● DIRECTIONS:
Return the records that follow unaltered. Omit every picture.

● Part of a data file:
:::
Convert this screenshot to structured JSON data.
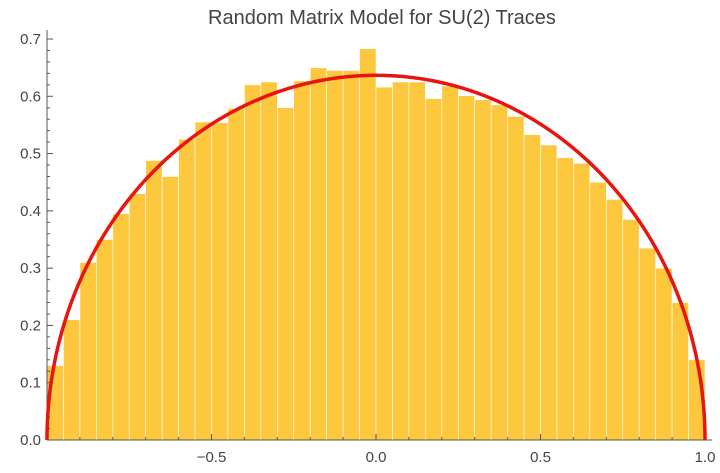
{
  "chart_data": {
    "type": "bar",
    "title": "Random Matrix Model for SU(2) Traces",
    "xlabel": "",
    "ylabel": "",
    "xlim": [
      -1.0,
      1.0
    ],
    "ylim": [
      0.0,
      0.72
    ],
    "x_ticks": [
      -0.5,
      0.0,
      0.5,
      1.0
    ],
    "x_tick_labels": [
      "−0.5",
      "0.0",
      "0.5",
      "1.0"
    ],
    "y_ticks": [
      0.0,
      0.1,
      0.2,
      0.3,
      0.4,
      0.5,
      0.6,
      0.7
    ],
    "y_tick_labels": [
      "0.0",
      "0.1",
      "0.2",
      "0.3",
      "0.4",
      "0.5",
      "0.6",
      "0.7"
    ],
    "grid": false,
    "bin_width": 0.05,
    "bin_edges_start": -1.0,
    "values": [
      0.13,
      0.21,
      0.31,
      0.35,
      0.395,
      0.43,
      0.488,
      0.46,
      0.525,
      0.555,
      0.554,
      0.579,
      0.62,
      0.625,
      0.58,
      0.627,
      0.65,
      0.645,
      0.645,
      0.683,
      0.616,
      0.625,
      0.625,
      0.596,
      0.618,
      0.601,
      0.594,
      0.585,
      0.565,
      0.533,
      0.515,
      0.493,
      0.483,
      0.45,
      0.42,
      0.385,
      0.335,
      0.3,
      0.24,
      0.14
    ],
    "series": [
      {
        "type": "histogram",
        "color": "#FDC83D"
      },
      {
        "type": "line",
        "function": "(2/pi)*sqrt(1-x^2)",
        "color": "#E8140F"
      }
    ]
  }
}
:::
● EXERCISE SOLUTION:
Convert this screenshot to structured JSON data.
{
  "chart_data": {
    "type": "bar",
    "title": "Random Matrix Model for SU(2) Traces",
    "xlabel": "",
    "ylabel": "",
    "xlim": [
      -1.0,
      1.0
    ],
    "ylim": [
      0.0,
      0.72
    ],
    "x_ticks": [
      -0.5,
      0.0,
      0.5,
      1.0
    ],
    "x_tick_labels": [
      "−0.5",
      "0.0",
      "0.5",
      "1.0"
    ],
    "y_ticks": [
      0.0,
      0.1,
      0.2,
      0.3,
      0.4,
      0.5,
      0.6,
      0.7
    ],
    "y_tick_labels": [
      "0.0",
      "0.1",
      "0.2",
      "0.3",
      "0.4",
      "0.5",
      "0.6",
      "0.7"
    ],
    "grid": false,
    "bin_width": 0.05,
    "bin_edges_start": -1.0,
    "values": [
      0.13,
      0.21,
      0.31,
      0.35,
      0.395,
      0.43,
      0.488,
      0.46,
      0.525,
      0.555,
      0.554,
      0.579,
      0.62,
      0.625,
      0.58,
      0.627,
      0.65,
      0.645,
      0.645,
      0.683,
      0.616,
      0.625,
      0.625,
      0.596,
      0.618,
      0.601,
      0.594,
      0.585,
      0.565,
      0.533,
      0.515,
      0.493,
      0.483,
      0.45,
      0.42,
      0.385,
      0.335,
      0.3,
      0.24,
      0.14
    ],
    "series": [
      {
        "type": "histogram",
        "color": "#FDC83D"
      },
      {
        "type": "line",
        "function": "(2/pi)*sqrt(1-x^2)",
        "color": "#E8140F"
      }
    ]
  }
}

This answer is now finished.